# START OF PROVIDED ENTRIES

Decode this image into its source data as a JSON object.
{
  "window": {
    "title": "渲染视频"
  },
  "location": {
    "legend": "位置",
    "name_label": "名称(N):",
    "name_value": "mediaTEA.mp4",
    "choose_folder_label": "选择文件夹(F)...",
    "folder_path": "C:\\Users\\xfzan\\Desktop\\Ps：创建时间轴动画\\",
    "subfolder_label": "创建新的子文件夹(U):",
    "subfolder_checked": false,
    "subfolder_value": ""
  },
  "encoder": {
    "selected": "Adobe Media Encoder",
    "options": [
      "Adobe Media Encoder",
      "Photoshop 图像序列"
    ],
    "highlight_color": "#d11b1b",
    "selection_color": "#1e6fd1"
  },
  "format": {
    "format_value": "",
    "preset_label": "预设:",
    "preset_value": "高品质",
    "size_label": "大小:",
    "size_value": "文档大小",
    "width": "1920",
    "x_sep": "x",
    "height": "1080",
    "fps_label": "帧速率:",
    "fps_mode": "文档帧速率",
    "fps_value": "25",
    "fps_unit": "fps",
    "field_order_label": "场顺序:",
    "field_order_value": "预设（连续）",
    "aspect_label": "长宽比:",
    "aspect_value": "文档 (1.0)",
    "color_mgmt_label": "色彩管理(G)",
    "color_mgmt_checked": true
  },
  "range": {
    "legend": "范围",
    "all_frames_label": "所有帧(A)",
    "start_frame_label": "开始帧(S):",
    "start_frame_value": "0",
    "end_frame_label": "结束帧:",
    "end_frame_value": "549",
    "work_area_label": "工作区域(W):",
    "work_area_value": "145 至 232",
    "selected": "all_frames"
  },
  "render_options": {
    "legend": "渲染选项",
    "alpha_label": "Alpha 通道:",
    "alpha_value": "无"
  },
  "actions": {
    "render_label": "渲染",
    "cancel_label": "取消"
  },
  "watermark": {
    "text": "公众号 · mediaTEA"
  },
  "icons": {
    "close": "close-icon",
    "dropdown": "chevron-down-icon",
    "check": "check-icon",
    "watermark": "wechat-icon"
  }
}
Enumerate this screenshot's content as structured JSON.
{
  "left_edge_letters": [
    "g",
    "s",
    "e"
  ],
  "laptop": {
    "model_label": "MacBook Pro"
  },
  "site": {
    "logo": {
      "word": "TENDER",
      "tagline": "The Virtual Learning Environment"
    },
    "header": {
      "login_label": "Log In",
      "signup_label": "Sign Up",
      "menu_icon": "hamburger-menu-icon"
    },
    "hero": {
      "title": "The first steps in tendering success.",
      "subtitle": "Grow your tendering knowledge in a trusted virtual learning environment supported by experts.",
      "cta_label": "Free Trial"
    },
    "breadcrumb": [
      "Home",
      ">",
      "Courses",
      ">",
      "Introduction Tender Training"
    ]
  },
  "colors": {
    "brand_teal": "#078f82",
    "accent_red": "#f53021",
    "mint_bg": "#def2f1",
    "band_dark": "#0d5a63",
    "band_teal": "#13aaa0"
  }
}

# END OF PROVIDED ENTRIES

__WHAT IS EXPECTED__. Give back exactly the lines from the line holding "Enumerate this screenshot's" through the last line of the listing, including both.

__TASK SOLUTION__.
Enumerate this screenshot's content as structured JSON.
{
  "left_edge_letters": [
    "g",
    "s",
    "e"
  ],
  "laptop": {
    "model_label": "MacBook Pro"
  },
  "site": {
    "logo": {
      "word": "TENDER",
      "tagline": "The Virtual Learning Environment"
    },
    "header": {
      "login_label": "Log In",
      "signup_label": "Sign Up",
      "menu_icon": "hamburger-menu-icon"
    },
    "hero": {
      "title": "The first steps in tendering success.",
      "subtitle": "Grow your tendering knowledge in a trusted virtual learning environment supported by experts.",
      "cta_label": "Free Trial"
    },
    "breadcrumb": [
      "Home",
      ">",
      "Courses",
      ">",
      "Introduction Tender Training"
    ]
  },
  "colors": {
    "brand_teal": "#078f82",
    "accent_red": "#f53021",
    "mint_bg": "#def2f1",
    "band_dark": "#0d5a63",
    "band_teal": "#13aaa0"
  }
}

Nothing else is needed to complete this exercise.